QUOTED PASSAGE:
+===+

Fred Profeta served as Maplewood’s mayor from 2004 to 2007, but before then he was the CCR’s first chairperson, from its beginning in 1997 through 2000. He described the events in the 1990s that led to the coalition’s forming.

“By 1997, this community was facing a real crisis,” Profeta said at the event. “We were the victims of blockbusting by Realtors, white flight, stagnant market values, and we really had to do something about this. We were also experiencing discrimination against the black population that had moved into our towns. But a group of citizens decided that they were determined to fight this, and this group became the Community Coalition on Race.”

Profeta admitted that the CCR has not had a 100-percent success rate in everything it set out to accomplish, but the changes it has made in the last quarter century are beyond what he thought possible in 1997.

“We did achieve a degree of stable racial integration really much greater than quite frankly I imagined back in 1997,” he said. “We have pursued equity vigorously and relentlessly every day, and we have achieved racial inclusion in our civil life that is remarkable. We have achieved it in our governing bodies, our Board of Education, our police forces and really every civic body in these two towns.”

New Jersey Secretary of State Tahesha Way spoke in a video that was sent to the CCR and played during the ceremony. A former member of the Passaic County Board of Chosen Freeholders, now called the Board of County Commissioners, Way was selected by Gov. Phil Murphy to be secretary of state in December 2017 and sworn into the position in February 2018.

“New Jersey is among the most diverse states in our nation,” Way said in the video. “We are richer economically and socially because of all of the different people who call the Garden State home. But, even with this diversity, there is work to be done to ensure our communities and the people who lead us reflect all of us. While diversity and inclusion have become popular buzzwords in recent years, this work is not new to the people of South Orange and Maplewood. This organization in your two towns has stepped up in the name of inclusion. It is incredible, inspiring work.”

A history of the changing demographics of both towns since the 1940s was presented through interviews with Barry-Austin, Profeta, former trustee and Executive Director Barbara Heisler, current trustee Abigail Cotler, former trustee and Maplewood Mayor Ken Pettis, former trustee Meredith Sue Willis, former trustee Terry Richardson, former South Orange Village President Bill Calabrese and former Maplewood Mayor Ellen Davenport. Pettis and Barry-Austin, who are both black, spoke about their search for a home to buy when they were moving to the area in the 1980s and how real estate agents showed them houses only in certain parts of town. In Barry-Austin’s case, the real estate agent kept bringing her to Irvington.

+===+

[Spatial annotation entries]
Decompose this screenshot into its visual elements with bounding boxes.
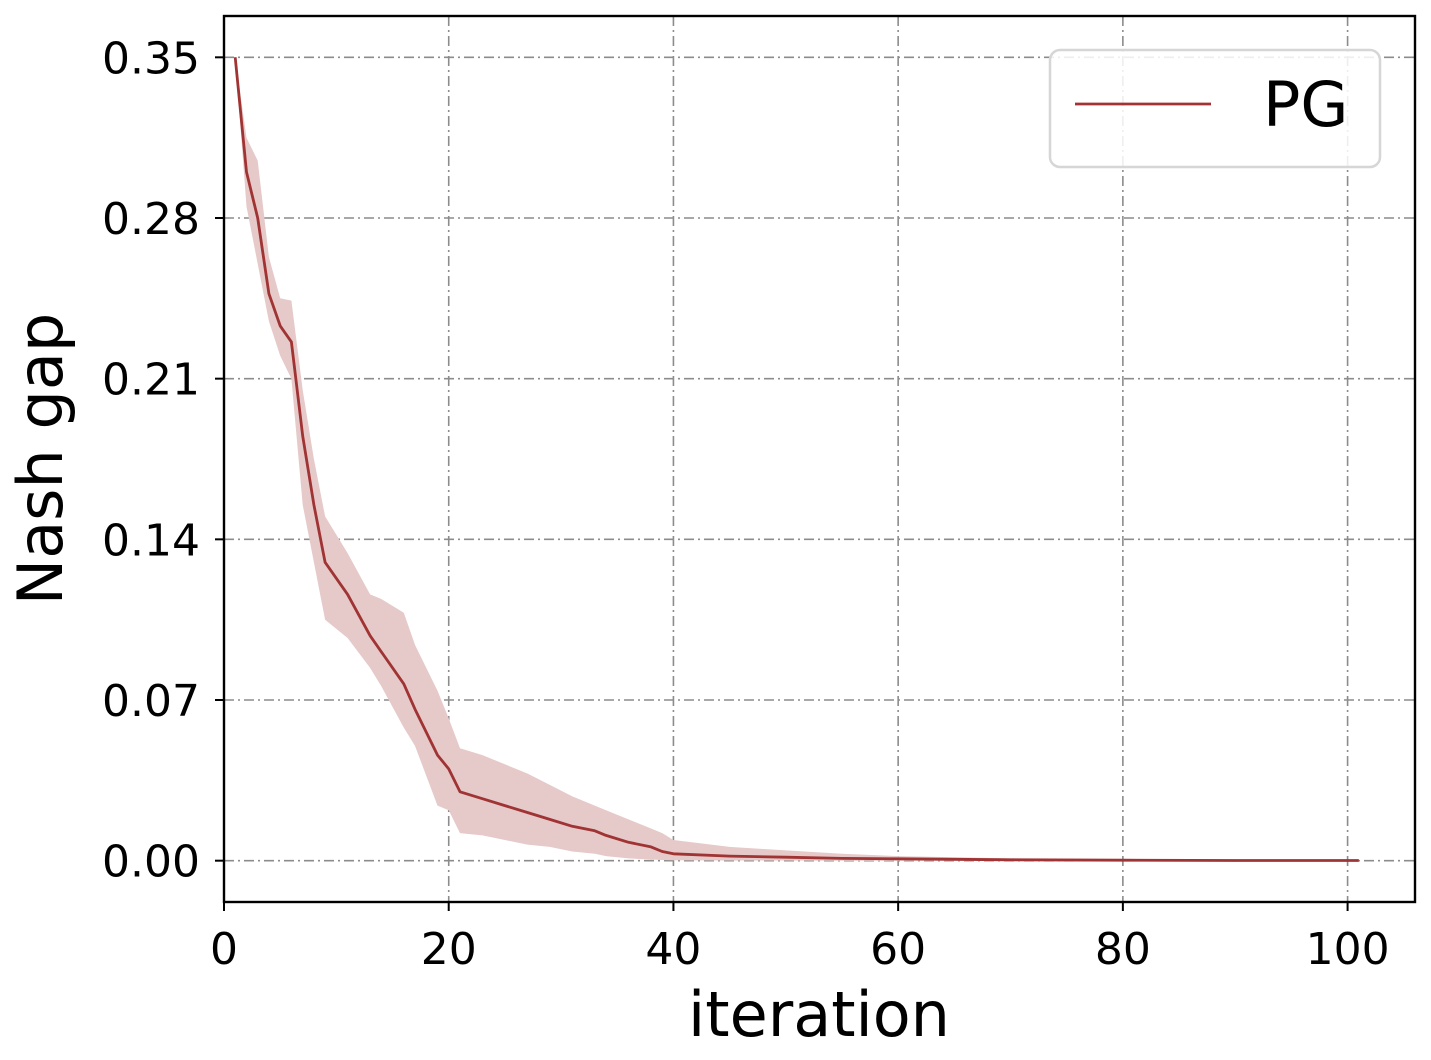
x-tick-label-0: 0 <box>210 924 238 975</box>
grid <box>223 16 1415 902</box>
y-tick-label-1: 0.07 <box>102 676 200 727</box>
y-tick-label-0: 0.00 <box>102 837 200 888</box>
x-tick-label-5: 100 <box>1306 924 1390 975</box>
plot-frame <box>222 14 1417 904</box>
series-line-0 <box>233 57 1359 862</box>
legend-label-pg: PG <box>1263 68 1348 141</box>
legend: PG <box>1048 48 1382 169</box>
x-axis-ticks: 0 20 40 60 80 100 <box>210 902 1390 975</box>
y-axis-ticks: 0.00 0.07 0.14 0.21 0.28 0.35 <box>102 33 224 888</box>
y-tick-label-4: 0.28 <box>102 194 200 245</box>
x-tick-label-3: 60 <box>870 924 926 975</box>
y-tick-label-2: 0.14 <box>102 515 200 566</box>
x-tick-label-4: 80 <box>1095 924 1151 975</box>
series-line-layer <box>233 57 1359 862</box>
x-axis-label: iteration <box>688 978 950 1051</box>
legend-box <box>1048 48 1382 169</box>
confidence-band-layer <box>235 57 1359 861</box>
x-tick-label-2: 40 <box>645 924 701 975</box>
confidence-band-0 <box>235 57 1359 861</box>
x-tick-label-1: 20 <box>421 924 477 975</box>
y-axis-label: Nash gap <box>4 313 77 605</box>
y-tick-label-3: 0.21 <box>102 355 200 406</box>
y-tick-label-5: 0.35 <box>102 33 200 84</box>
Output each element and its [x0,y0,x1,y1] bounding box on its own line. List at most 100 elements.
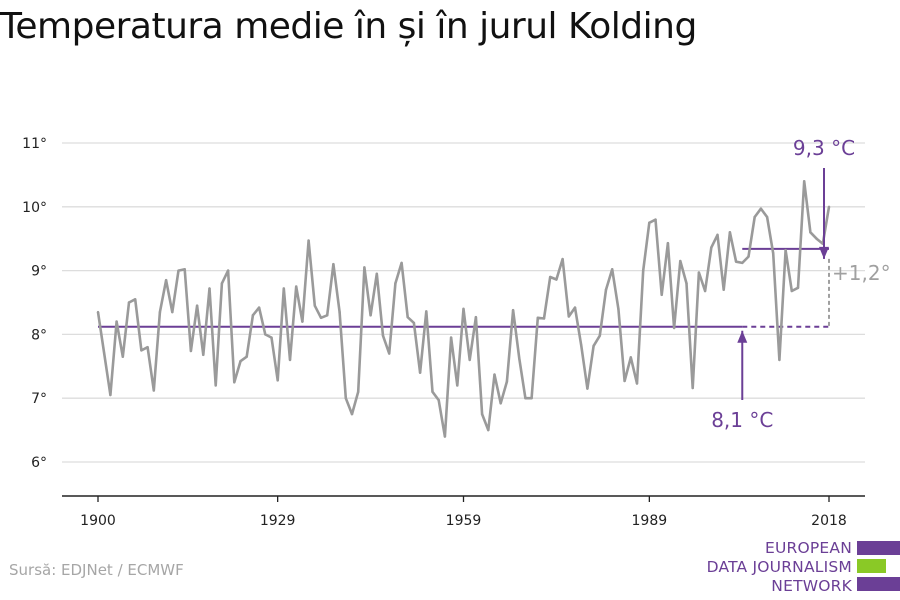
data-point [140,349,143,352]
data-point [319,316,323,320]
data-point [208,287,211,290]
data-point [679,259,682,263]
data-point [765,215,769,219]
y-tick-label: 11° [22,136,47,152]
data-point [363,266,366,269]
y-tick-label: 8° [31,327,47,343]
data-point [790,289,794,293]
grid-lines [62,142,865,463]
data-point [468,358,471,362]
data-point [747,255,750,258]
data-point [233,381,236,384]
data-point [549,275,552,279]
data-point [598,334,601,337]
data-point [654,218,657,221]
data-point [443,435,447,438]
data-point [121,355,124,358]
data-point [313,304,317,307]
data-point [202,353,205,357]
data-point [772,252,775,255]
data-point [722,288,725,291]
data-point [536,316,540,320]
x-tick-label: 2018 [811,513,847,529]
data-point [127,301,131,304]
data-point [195,304,199,307]
data-point [270,336,273,339]
data-point [164,278,168,282]
data-point [617,307,620,311]
data-point [672,326,676,330]
data-point [660,293,663,297]
data-point [425,310,428,313]
y-tick-label: 6° [31,455,47,471]
x-tick-label: 1989 [632,513,668,529]
logo-bar-purple-bottom [857,577,900,591]
y-tick-label: 10° [22,200,47,216]
data-point [326,314,329,317]
data-point [580,344,583,347]
data-point [635,382,639,385]
data-point [189,349,193,353]
logo-line-european: EUROPEAN [764,539,852,557]
data-point [629,356,632,359]
y-tick-label: 7° [31,391,47,407]
data-point [245,355,248,358]
data-point [474,315,478,319]
data-point [685,282,688,285]
data-point [295,285,298,288]
data-point [177,269,180,272]
data-point [710,246,713,249]
data-point [437,398,440,402]
data-point [152,389,155,392]
data-point [809,231,812,234]
data-point [456,384,459,387]
data-point [171,310,174,314]
data-point [610,268,614,271]
data-point [728,231,732,234]
difference-label: +1,2° [832,261,891,285]
data-point [666,241,670,245]
data-point [239,359,242,363]
data-point [264,333,267,336]
data-point [555,278,558,281]
data-point [387,352,391,355]
x-tick-label: 1959 [446,513,482,529]
data-point [332,263,335,266]
data-point [586,387,589,390]
data-point [604,288,608,291]
data-point [338,310,341,314]
arrow-baseline-head [737,330,748,343]
data-point [505,380,509,383]
data-point [573,306,577,309]
data-point [480,412,484,416]
data-point [257,306,261,309]
data-point [133,298,137,301]
data-point [462,307,465,311]
data-point [375,272,378,275]
data-point [753,215,756,219]
data-point [344,397,347,400]
data-point [524,397,527,400]
edjnet-logo[interactable]: EUROPEAN DATA JOURNALISM NETWORK [705,537,900,597]
data-point [697,271,701,274]
x-tick-label: 1929 [260,513,296,529]
data-point [518,357,521,360]
data-point [561,257,564,261]
data-point [691,386,694,390]
data-point [96,310,100,314]
data-point [301,320,304,323]
data-point [109,393,112,397]
data-point [276,379,279,382]
x-axis: 1900 1929 1959 1989 2018 [62,495,865,529]
recent-mean-label: 9,3 °C [793,136,855,160]
data-point [369,314,372,317]
data-point [796,286,800,290]
x-tick-label: 1900 [80,513,116,529]
data-point [350,412,354,416]
y-axis-tick-labels: 6° 7° 8° 9° 10° 11° [22,136,47,471]
data-point [146,345,149,349]
data-point [394,282,397,285]
data-point [158,310,162,314]
data-point [412,321,416,325]
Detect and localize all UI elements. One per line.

+===+

WHAT THIS EXERCISE ASKS:
A – According to the article on the Community Coalition on Race, during what years was Fred Profeta the CCR's first chairperson?
B – List every row that contains the string "confidence".
The rows have no connection to the text.

ANSWERS PROVIDED:
A – From the coalition's beginning in 1997 through 2000.

B –
confidence-band-layer <box>235 57 1359 861</box>
confidence-band-0 <box>235 57 1359 861</box>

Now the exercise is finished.